**TASK REQUIREMENTS:** In how many lines does the string "analysis" appear? Answer with the number only.

** Begin INPUT DATA **

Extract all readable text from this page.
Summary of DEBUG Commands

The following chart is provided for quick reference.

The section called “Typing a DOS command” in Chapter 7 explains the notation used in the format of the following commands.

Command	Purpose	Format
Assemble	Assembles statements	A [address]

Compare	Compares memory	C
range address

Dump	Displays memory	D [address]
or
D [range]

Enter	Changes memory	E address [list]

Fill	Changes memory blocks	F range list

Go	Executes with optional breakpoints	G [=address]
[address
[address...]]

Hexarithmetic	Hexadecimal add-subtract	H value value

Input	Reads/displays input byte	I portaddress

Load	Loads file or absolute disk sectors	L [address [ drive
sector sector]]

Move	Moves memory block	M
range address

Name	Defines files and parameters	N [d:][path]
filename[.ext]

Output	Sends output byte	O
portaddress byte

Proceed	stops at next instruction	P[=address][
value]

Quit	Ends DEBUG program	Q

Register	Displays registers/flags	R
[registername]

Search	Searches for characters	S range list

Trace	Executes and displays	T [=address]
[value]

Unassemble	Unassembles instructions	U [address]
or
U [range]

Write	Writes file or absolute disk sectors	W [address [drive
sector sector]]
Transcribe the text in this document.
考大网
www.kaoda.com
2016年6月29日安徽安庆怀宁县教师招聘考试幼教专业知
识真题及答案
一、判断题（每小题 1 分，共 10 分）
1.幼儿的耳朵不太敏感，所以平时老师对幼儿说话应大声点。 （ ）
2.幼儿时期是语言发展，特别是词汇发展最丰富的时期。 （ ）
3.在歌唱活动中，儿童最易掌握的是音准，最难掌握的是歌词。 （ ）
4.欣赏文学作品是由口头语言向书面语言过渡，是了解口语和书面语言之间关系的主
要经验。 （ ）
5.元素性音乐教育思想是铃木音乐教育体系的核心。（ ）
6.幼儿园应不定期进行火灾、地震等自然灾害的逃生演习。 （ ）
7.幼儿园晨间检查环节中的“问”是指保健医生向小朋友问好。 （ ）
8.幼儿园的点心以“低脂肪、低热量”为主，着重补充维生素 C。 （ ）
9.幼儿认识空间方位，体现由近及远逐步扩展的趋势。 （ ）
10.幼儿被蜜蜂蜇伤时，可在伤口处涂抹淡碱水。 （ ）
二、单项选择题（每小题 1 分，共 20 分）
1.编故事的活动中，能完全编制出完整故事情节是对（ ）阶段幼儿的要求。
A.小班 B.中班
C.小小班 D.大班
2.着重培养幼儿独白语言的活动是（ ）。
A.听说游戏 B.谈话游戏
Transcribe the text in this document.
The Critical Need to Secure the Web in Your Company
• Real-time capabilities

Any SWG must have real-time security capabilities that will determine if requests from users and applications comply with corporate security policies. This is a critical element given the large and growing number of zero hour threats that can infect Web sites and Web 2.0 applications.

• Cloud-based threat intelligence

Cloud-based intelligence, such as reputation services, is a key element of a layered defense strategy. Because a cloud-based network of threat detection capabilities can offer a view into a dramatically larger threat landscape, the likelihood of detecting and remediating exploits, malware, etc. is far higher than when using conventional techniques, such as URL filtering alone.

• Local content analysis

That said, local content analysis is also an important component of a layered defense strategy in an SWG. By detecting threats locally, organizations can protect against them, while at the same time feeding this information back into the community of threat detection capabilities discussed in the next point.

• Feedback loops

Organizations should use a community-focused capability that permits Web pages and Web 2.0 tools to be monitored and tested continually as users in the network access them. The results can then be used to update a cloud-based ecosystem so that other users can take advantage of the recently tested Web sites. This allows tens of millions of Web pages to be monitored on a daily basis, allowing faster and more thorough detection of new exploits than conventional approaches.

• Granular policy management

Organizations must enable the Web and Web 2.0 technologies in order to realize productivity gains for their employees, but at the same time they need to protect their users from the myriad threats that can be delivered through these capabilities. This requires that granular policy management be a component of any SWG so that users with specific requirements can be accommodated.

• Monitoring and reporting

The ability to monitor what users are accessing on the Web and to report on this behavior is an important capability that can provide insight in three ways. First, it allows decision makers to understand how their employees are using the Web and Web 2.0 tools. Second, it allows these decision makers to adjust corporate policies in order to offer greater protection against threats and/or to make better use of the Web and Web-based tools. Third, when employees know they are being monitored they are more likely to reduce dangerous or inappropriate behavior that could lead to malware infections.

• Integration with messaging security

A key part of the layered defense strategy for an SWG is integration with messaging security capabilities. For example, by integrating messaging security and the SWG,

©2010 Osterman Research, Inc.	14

** End INPUT DATA **

**WRITTEN REPLY:** 2